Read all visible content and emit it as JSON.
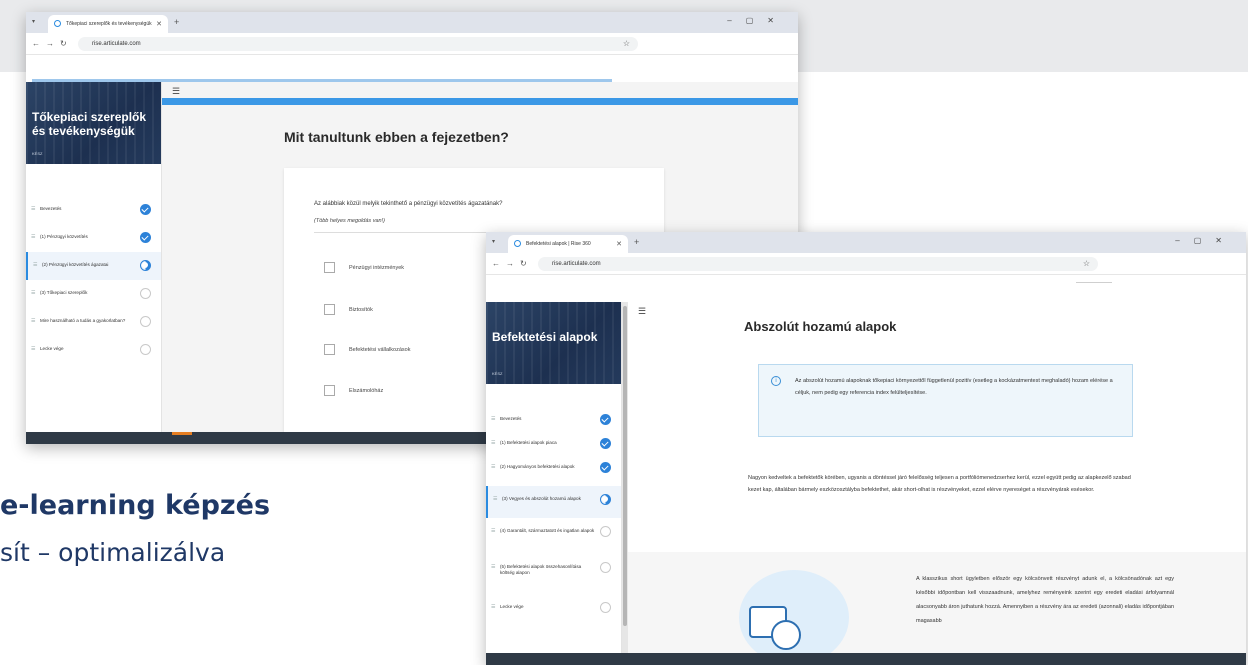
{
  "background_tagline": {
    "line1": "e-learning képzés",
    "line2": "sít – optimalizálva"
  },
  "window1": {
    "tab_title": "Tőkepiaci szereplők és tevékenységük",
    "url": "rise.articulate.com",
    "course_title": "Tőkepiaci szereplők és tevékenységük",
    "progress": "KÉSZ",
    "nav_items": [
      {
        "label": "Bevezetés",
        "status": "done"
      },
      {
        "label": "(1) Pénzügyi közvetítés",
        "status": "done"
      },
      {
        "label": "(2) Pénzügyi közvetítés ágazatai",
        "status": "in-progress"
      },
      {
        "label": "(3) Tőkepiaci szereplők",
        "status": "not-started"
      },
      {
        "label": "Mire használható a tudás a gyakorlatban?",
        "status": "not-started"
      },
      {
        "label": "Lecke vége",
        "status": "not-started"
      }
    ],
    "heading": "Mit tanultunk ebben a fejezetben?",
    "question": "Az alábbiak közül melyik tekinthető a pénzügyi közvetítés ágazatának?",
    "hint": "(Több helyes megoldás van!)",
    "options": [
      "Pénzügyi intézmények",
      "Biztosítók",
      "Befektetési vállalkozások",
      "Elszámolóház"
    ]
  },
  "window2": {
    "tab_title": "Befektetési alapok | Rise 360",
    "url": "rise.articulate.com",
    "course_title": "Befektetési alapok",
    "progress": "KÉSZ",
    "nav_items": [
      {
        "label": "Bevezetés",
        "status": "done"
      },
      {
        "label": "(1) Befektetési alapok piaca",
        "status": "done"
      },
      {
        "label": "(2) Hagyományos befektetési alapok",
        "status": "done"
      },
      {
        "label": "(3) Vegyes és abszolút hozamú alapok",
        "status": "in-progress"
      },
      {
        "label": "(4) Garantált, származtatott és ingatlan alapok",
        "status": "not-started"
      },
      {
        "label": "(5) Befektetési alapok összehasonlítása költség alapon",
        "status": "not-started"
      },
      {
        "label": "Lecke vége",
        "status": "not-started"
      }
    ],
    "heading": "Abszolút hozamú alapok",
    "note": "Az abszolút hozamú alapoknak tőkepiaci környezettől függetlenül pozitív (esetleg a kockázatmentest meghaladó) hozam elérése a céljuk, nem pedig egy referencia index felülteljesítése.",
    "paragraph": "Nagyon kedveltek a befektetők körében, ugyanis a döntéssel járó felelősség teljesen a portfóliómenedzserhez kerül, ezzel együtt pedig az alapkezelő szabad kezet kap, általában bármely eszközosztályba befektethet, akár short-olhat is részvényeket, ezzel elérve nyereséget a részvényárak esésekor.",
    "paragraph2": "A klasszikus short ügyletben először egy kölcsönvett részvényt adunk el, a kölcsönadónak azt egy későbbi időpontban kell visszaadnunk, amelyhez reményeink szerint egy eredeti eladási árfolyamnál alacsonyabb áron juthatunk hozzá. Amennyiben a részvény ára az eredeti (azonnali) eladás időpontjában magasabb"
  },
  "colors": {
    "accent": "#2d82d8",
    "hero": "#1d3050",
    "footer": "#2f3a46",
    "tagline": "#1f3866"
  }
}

WHAT THE TASK ASKS: Report how many lines in the listing include the word "heading". Give nothing but the count.

OUTPUT BELOW: 2